### PROMPT
Transcribe the lines below verbatim, skipping the images.

### PROVIDED RECORDS
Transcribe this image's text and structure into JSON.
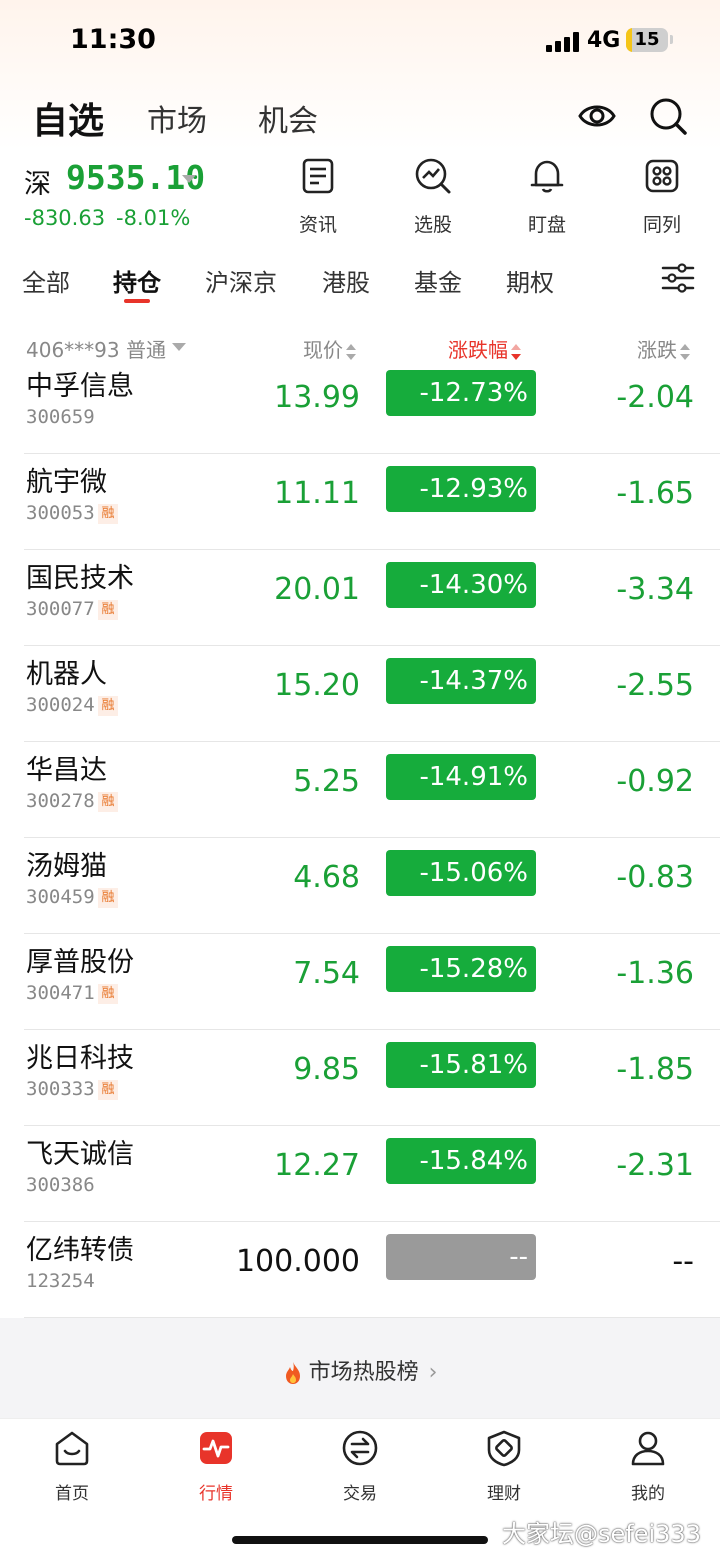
{
  "status_bar": {
    "time": "11:30",
    "network": "4G",
    "battery": "15",
    "battery_level": 0.15
  },
  "top_tabs": [
    {
      "label": "自选",
      "active": true
    },
    {
      "label": "市场",
      "active": false
    },
    {
      "label": "机会",
      "active": false
    }
  ],
  "top_icons": [
    "eye-icon",
    "search-icon"
  ],
  "index": {
    "name": "深",
    "value": "9535.10",
    "change": "-830.63",
    "pct": "-8.01%",
    "color": "#1aa036"
  },
  "quick_links": [
    {
      "label": "资讯",
      "icon": "news-icon"
    },
    {
      "label": "选股",
      "icon": "stock-picker-icon"
    },
    {
      "label": "盯盘",
      "icon": "bell-icon"
    },
    {
      "label": "同列",
      "icon": "grid-icon"
    }
  ],
  "filter_tabs": [
    {
      "label": "全部",
      "active": false
    },
    {
      "label": "持仓",
      "active": true
    },
    {
      "label": "沪深京",
      "active": false
    },
    {
      "label": "港股",
      "active": false
    },
    {
      "label": "基金",
      "active": false
    },
    {
      "label": "期权",
      "active": false
    }
  ],
  "table": {
    "account": "406***93 普通",
    "columns": {
      "price": "现价",
      "pct": "涨跌幅",
      "change": "涨跌"
    },
    "sorted_column": "pct",
    "margin_tag": "融",
    "rows": [
      {
        "name": "中孚信息",
        "code": "300659",
        "margin": false,
        "price": "13.99",
        "pct": "-12.73%",
        "change": "-2.04",
        "neutral": false
      },
      {
        "name": "航宇微",
        "code": "300053",
        "margin": true,
        "price": "11.11",
        "pct": "-12.93%",
        "change": "-1.65",
        "neutral": false
      },
      {
        "name": "国民技术",
        "code": "300077",
        "margin": true,
        "price": "20.01",
        "pct": "-14.30%",
        "change": "-3.34",
        "neutral": false
      },
      {
        "name": "机器人",
        "code": "300024",
        "margin": true,
        "price": "15.20",
        "pct": "-14.37%",
        "change": "-2.55",
        "neutral": false
      },
      {
        "name": "华昌达",
        "code": "300278",
        "margin": true,
        "price": "5.25",
        "pct": "-14.91%",
        "change": "-0.92",
        "neutral": false
      },
      {
        "name": "汤姆猫",
        "code": "300459",
        "margin": true,
        "price": "4.68",
        "pct": "-15.06%",
        "change": "-0.83",
        "neutral": false
      },
      {
        "name": "厚普股份",
        "code": "300471",
        "margin": true,
        "price": "7.54",
        "pct": "-15.28%",
        "change": "-1.36",
        "neutral": false
      },
      {
        "name": "兆日科技",
        "code": "300333",
        "margin": true,
        "price": "9.85",
        "pct": "-15.81%",
        "change": "-1.85",
        "neutral": false
      },
      {
        "name": "飞天诚信",
        "code": "300386",
        "margin": false,
        "price": "12.27",
        "pct": "-15.84%",
        "change": "-2.31",
        "neutral": false
      },
      {
        "name": "亿纬转债",
        "code": "123254",
        "margin": false,
        "price": "100.000",
        "pct": "--",
        "change": "--",
        "neutral": true
      }
    ]
  },
  "hot_list": {
    "label": "市场热股榜",
    "icon": "flame-icon"
  },
  "bottom_nav": [
    {
      "label": "首页",
      "icon": "home-icon",
      "active": false
    },
    {
      "label": "行情",
      "icon": "market-icon",
      "active": true
    },
    {
      "label": "交易",
      "icon": "trade-icon",
      "active": false
    },
    {
      "label": "理财",
      "icon": "wealth-icon",
      "active": false
    },
    {
      "label": "我的",
      "icon": "profile-icon",
      "active": false
    }
  ],
  "watermark": "大家坛@sefei333",
  "colors": {
    "down_green": "#1aa036",
    "pct_green": "#16ac3c",
    "accent_red": "#e8342a",
    "neutral_gray": "#9a9a9a"
  }
}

### RESPONSE
Transcribe this image's text and structure into JSON.
{
  "status_bar": {
    "time": "11:30",
    "network": "4G",
    "battery": "15",
    "battery_level": 0.15
  },
  "top_tabs": [
    {
      "label": "自选",
      "active": true
    },
    {
      "label": "市场",
      "active": false
    },
    {
      "label": "机会",
      "active": false
    }
  ],
  "top_icons": [
    "eye-icon",
    "search-icon"
  ],
  "index": {
    "name": "深",
    "value": "9535.10",
    "change": "-830.63",
    "pct": "-8.01%",
    "color": "#1aa036"
  },
  "quick_links": [
    {
      "label": "资讯",
      "icon": "news-icon"
    },
    {
      "label": "选股",
      "icon": "stock-picker-icon"
    },
    {
      "label": "盯盘",
      "icon": "bell-icon"
    },
    {
      "label": "同列",
      "icon": "grid-icon"
    }
  ],
  "filter_tabs": [
    {
      "label": "全部",
      "active": false
    },
    {
      "label": "持仓",
      "active": true
    },
    {
      "label": "沪深京",
      "active": false
    },
    {
      "label": "港股",
      "active": false
    },
    {
      "label": "基金",
      "active": false
    },
    {
      "label": "期权",
      "active": false
    }
  ],
  "table": {
    "account": "406***93 普通",
    "columns": {
      "price": "现价",
      "pct": "涨跌幅",
      "change": "涨跌"
    },
    "sorted_column": "pct",
    "margin_tag": "融",
    "rows": [
      {
        "name": "中孚信息",
        "code": "300659",
        "margin": false,
        "price": "13.99",
        "pct": "-12.73%",
        "change": "-2.04",
        "neutral": false
      },
      {
        "name": "航宇微",
        "code": "300053",
        "margin": true,
        "price": "11.11",
        "pct": "-12.93%",
        "change": "-1.65",
        "neutral": false
      },
      {
        "name": "国民技术",
        "code": "300077",
        "margin": true,
        "price": "20.01",
        "pct": "-14.30%",
        "change": "-3.34",
        "neutral": false
      },
      {
        "name": "机器人",
        "code": "300024",
        "margin": true,
        "price": "15.20",
        "pct": "-14.37%",
        "change": "-2.55",
        "neutral": false
      },
      {
        "name": "华昌达",
        "code": "300278",
        "margin": true,
        "price": "5.25",
        "pct": "-14.91%",
        "change": "-0.92",
        "neutral": false
      },
      {
        "name": "汤姆猫",
        "code": "300459",
        "margin": true,
        "price": "4.68",
        "pct": "-15.06%",
        "change": "-0.83",
        "neutral": false
      },
      {
        "name": "厚普股份",
        "code": "300471",
        "margin": true,
        "price": "7.54",
        "pct": "-15.28%",
        "change": "-1.36",
        "neutral": false
      },
      {
        "name": "兆日科技",
        "code": "300333",
        "margin": true,
        "price": "9.85",
        "pct": "-15.81%",
        "change": "-1.85",
        "neutral": false
      },
      {
        "name": "飞天诚信",
        "code": "300386",
        "margin": false,
        "price": "12.27",
        "pct": "-15.84%",
        "change": "-2.31",
        "neutral": false
      },
      {
        "name": "亿纬转债",
        "code": "123254",
        "margin": false,
        "price": "100.000",
        "pct": "--",
        "change": "--",
        "neutral": true
      }
    ]
  },
  "hot_list": {
    "label": "市场热股榜",
    "icon": "flame-icon"
  },
  "bottom_nav": [
    {
      "label": "首页",
      "icon": "home-icon",
      "active": false
    },
    {
      "label": "行情",
      "icon": "market-icon",
      "active": true
    },
    {
      "label": "交易",
      "icon": "trade-icon",
      "active": false
    },
    {
      "label": "理财",
      "icon": "wealth-icon",
      "active": false
    },
    {
      "label": "我的",
      "icon": "profile-icon",
      "active": false
    }
  ],
  "watermark": "大家坛@sefei333",
  "colors": {
    "down_green": "#1aa036",
    "pct_green": "#16ac3c",
    "accent_red": "#e8342a",
    "neutral_gray": "#9a9a9a"
  }
}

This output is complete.